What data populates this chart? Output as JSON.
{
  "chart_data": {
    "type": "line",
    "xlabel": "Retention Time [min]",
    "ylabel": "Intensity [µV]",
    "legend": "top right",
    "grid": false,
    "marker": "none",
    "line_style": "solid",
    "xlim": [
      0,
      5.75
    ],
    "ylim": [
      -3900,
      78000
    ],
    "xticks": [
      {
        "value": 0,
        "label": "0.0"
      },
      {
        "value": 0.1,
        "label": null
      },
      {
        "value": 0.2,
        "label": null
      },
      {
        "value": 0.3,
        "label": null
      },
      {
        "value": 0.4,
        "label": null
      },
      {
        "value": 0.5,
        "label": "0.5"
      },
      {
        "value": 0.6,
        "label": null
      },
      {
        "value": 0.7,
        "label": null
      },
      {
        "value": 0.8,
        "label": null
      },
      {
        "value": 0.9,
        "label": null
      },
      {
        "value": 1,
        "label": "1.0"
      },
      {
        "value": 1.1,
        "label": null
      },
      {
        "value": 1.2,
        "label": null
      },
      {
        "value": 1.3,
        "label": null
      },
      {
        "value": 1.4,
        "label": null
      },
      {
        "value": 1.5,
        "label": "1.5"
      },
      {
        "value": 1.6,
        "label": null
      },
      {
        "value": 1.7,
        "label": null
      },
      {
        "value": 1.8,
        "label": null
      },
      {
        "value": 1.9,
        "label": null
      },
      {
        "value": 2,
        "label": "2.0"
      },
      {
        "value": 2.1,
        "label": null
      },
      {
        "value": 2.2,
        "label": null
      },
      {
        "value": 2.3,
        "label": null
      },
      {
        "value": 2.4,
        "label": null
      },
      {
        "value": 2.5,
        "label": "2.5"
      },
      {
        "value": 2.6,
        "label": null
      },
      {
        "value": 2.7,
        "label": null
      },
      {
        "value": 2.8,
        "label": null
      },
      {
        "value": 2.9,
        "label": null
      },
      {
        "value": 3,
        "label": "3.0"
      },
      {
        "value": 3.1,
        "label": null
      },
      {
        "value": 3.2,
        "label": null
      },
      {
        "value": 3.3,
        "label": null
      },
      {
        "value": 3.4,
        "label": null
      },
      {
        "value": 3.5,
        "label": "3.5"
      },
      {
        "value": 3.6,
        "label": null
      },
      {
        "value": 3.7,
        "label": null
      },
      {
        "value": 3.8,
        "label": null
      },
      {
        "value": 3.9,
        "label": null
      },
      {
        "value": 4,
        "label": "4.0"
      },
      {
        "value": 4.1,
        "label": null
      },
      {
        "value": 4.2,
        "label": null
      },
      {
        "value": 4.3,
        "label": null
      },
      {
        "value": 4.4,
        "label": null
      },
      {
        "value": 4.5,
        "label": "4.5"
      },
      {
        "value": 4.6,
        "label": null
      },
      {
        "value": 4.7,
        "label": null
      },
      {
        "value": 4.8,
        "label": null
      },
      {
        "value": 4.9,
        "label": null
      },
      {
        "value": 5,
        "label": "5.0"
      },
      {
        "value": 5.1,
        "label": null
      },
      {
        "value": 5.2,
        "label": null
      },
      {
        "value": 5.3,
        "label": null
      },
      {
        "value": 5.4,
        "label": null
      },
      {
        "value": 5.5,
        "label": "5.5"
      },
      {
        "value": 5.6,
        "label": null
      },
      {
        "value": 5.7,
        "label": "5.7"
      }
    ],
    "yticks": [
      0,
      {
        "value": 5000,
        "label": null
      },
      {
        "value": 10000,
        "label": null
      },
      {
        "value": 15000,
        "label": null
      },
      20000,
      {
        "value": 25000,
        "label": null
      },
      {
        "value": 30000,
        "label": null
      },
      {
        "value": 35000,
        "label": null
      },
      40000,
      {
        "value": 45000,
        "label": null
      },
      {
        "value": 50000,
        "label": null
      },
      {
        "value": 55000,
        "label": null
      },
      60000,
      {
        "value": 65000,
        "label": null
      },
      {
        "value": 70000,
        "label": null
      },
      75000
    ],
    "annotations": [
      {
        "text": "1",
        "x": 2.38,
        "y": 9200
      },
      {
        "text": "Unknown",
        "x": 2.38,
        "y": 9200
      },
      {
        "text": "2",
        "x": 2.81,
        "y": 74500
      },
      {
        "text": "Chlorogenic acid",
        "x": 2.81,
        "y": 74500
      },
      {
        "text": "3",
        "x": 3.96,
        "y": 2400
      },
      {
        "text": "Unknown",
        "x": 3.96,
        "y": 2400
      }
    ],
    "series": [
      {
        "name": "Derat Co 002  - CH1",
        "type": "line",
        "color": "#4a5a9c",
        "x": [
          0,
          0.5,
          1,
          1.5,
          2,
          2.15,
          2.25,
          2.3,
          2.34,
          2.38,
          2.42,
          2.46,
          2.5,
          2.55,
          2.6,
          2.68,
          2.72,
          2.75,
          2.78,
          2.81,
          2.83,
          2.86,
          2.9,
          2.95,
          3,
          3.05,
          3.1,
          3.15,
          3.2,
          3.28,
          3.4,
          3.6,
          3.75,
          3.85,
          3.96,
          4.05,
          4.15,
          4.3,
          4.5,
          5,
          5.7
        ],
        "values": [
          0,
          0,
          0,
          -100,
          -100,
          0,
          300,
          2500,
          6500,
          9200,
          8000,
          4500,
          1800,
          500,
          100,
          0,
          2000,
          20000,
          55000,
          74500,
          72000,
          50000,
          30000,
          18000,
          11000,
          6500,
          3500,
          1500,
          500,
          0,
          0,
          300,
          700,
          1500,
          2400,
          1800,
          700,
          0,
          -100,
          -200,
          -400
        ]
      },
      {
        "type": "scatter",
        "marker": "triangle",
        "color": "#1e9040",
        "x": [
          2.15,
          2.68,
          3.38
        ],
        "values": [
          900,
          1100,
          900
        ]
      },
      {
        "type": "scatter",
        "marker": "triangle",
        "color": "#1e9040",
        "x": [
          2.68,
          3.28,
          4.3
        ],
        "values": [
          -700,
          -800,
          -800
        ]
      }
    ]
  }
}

━━━━━━━━━━

Exercise goal:
Repeat every entry exactly as written above.

Written solution:
What data populates this chart? Output as JSON.
{
  "chart_data": {
    "type": "line",
    "xlabel": "Retention Time [min]",
    "ylabel": "Intensity [µV]",
    "legend": "top right",
    "grid": false,
    "marker": "none",
    "line_style": "solid",
    "xlim": [
      0,
      5.75
    ],
    "ylim": [
      -3900,
      78000
    ],
    "xticks": [
      {
        "value": 0,
        "label": "0.0"
      },
      {
        "value": 0.1,
        "label": null
      },
      {
        "value": 0.2,
        "label": null
      },
      {
        "value": 0.3,
        "label": null
      },
      {
        "value": 0.4,
        "label": null
      },
      {
        "value": 0.5,
        "label": "0.5"
      },
      {
        "value": 0.6,
        "label": null
      },
      {
        "value": 0.7,
        "label": null
      },
      {
        "value": 0.8,
        "label": null
      },
      {
        "value": 0.9,
        "label": null
      },
      {
        "value": 1,
        "label": "1.0"
      },
      {
        "value": 1.1,
        "label": null
      },
      {
        "value": 1.2,
        "label": null
      },
      {
        "value": 1.3,
        "label": null
      },
      {
        "value": 1.4,
        "label": null
      },
      {
        "value": 1.5,
        "label": "1.5"
      },
      {
        "value": 1.6,
        "label": null
      },
      {
        "value": 1.7,
        "label": null
      },
      {
        "value": 1.8,
        "label": null
      },
      {
        "value": 1.9,
        "label": null
      },
      {
        "value": 2,
        "label": "2.0"
      },
      {
        "value": 2.1,
        "label": null
      },
      {
        "value": 2.2,
        "label": null
      },
      {
        "value": 2.3,
        "label": null
      },
      {
        "value": 2.4,
        "label": null
      },
      {
        "value": 2.5,
        "label": "2.5"
      },
      {
        "value": 2.6,
        "label": null
      },
      {
        "value": 2.7,
        "label": null
      },
      {
        "value": 2.8,
        "label": null
      },
      {
        "value": 2.9,
        "label": null
      },
      {
        "value": 3,
        "label": "3.0"
      },
      {
        "value": 3.1,
        "label": null
      },
      {
        "value": 3.2,
        "label": null
      },
      {
        "value": 3.3,
        "label": null
      },
      {
        "value": 3.4,
        "label": null
      },
      {
        "value": 3.5,
        "label": "3.5"
      },
      {
        "value": 3.6,
        "label": null
      },
      {
        "value": 3.7,
        "label": null
      },
      {
        "value": 3.8,
        "label": null
      },
      {
        "value": 3.9,
        "label": null
      },
      {
        "value": 4,
        "label": "4.0"
      },
      {
        "value": 4.1,
        "label": null
      },
      {
        "value": 4.2,
        "label": null
      },
      {
        "value": 4.3,
        "label": null
      },
      {
        "value": 4.4,
        "label": null
      },
      {
        "value": 4.5,
        "label": "4.5"
      },
      {
        "value": 4.6,
        "label": null
      },
      {
        "value": 4.7,
        "label": null
      },
      {
        "value": 4.8,
        "label": null
      },
      {
        "value": 4.9,
        "label": null
      },
      {
        "value": 5,
        "label": "5.0"
      },
      {
        "value": 5.1,
        "label": null
      },
      {
        "value": 5.2,
        "label": null
      },
      {
        "value": 5.3,
        "label": null
      },
      {
        "value": 5.4,
        "label": null
      },
      {
        "value": 5.5,
        "label": "5.5"
      },
      {
        "value": 5.6,
        "label": null
      },
      {
        "value": 5.7,
        "label": "5.7"
      }
    ],
    "yticks": [
      0,
      {
        "value": 5000,
        "label": null
      },
      {
        "value": 10000,
        "label": null
      },
      {
        "value": 15000,
        "label": null
      },
      20000,
      {
        "value": 25000,
        "label": null
      },
      {
        "value": 30000,
        "label": null
      },
      {
        "value": 35000,
        "label": null
      },
      40000,
      {
        "value": 45000,
        "label": null
      },
      {
        "value": 50000,
        "label": null
      },
      {
        "value": 55000,
        "label": null
      },
      60000,
      {
        "value": 65000,
        "label": null
      },
      {
        "value": 70000,
        "label": null
      },
      75000
    ],
    "annotations": [
      {
        "text": "1",
        "x": 2.38,
        "y": 9200
      },
      {
        "text": "Unknown",
        "x": 2.38,
        "y": 9200
      },
      {
        "text": "2",
        "x": 2.81,
        "y": 74500
      },
      {
        "text": "Chlorogenic acid",
        "x": 2.81,
        "y": 74500
      },
      {
        "text": "3",
        "x": 3.96,
        "y": 2400
      },
      {
        "text": "Unknown",
        "x": 3.96,
        "y": 2400
      }
    ],
    "series": [
      {
        "name": "Derat Co 002  - CH1",
        "type": "line",
        "color": "#4a5a9c",
        "x": [
          0,
          0.5,
          1,
          1.5,
          2,
          2.15,
          2.25,
          2.3,
          2.34,
          2.38,
          2.42,
          2.46,
          2.5,
          2.55,
          2.6,
          2.68,
          2.72,
          2.75,
          2.78,
          2.81,
          2.83,
          2.86,
          2.9,
          2.95,
          3,
          3.05,
          3.1,
          3.15,
          3.2,
          3.28,
          3.4,
          3.6,
          3.75,
          3.85,
          3.96,
          4.05,
          4.15,
          4.3,
          4.5,
          5,
          5.7
        ],
        "values": [
          0,
          0,
          0,
          -100,
          -100,
          0,
          300,
          2500,
          6500,
          9200,
          8000,
          4500,
          1800,
          500,
          100,
          0,
          2000,
          20000,
          55000,
          74500,
          72000,
          50000,
          30000,
          18000,
          11000,
          6500,
          3500,
          1500,
          500,
          0,
          0,
          300,
          700,
          1500,
          2400,
          1800,
          700,
          0,
          -100,
          -200,
          -400
        ]
      },
      {
        "type": "scatter",
        "marker": "triangle",
        "color": "#1e9040",
        "x": [
          2.15,
          2.68,
          3.38
        ],
        "values": [
          900,
          1100,
          900
        ]
      },
      {
        "type": "scatter",
        "marker": "triangle",
        "color": "#1e9040",
        "x": [
          2.68,
          3.28,
          4.3
        ],
        "values": [
          -700,
          -800,
          -800
        ]
      }
    ]
  }
}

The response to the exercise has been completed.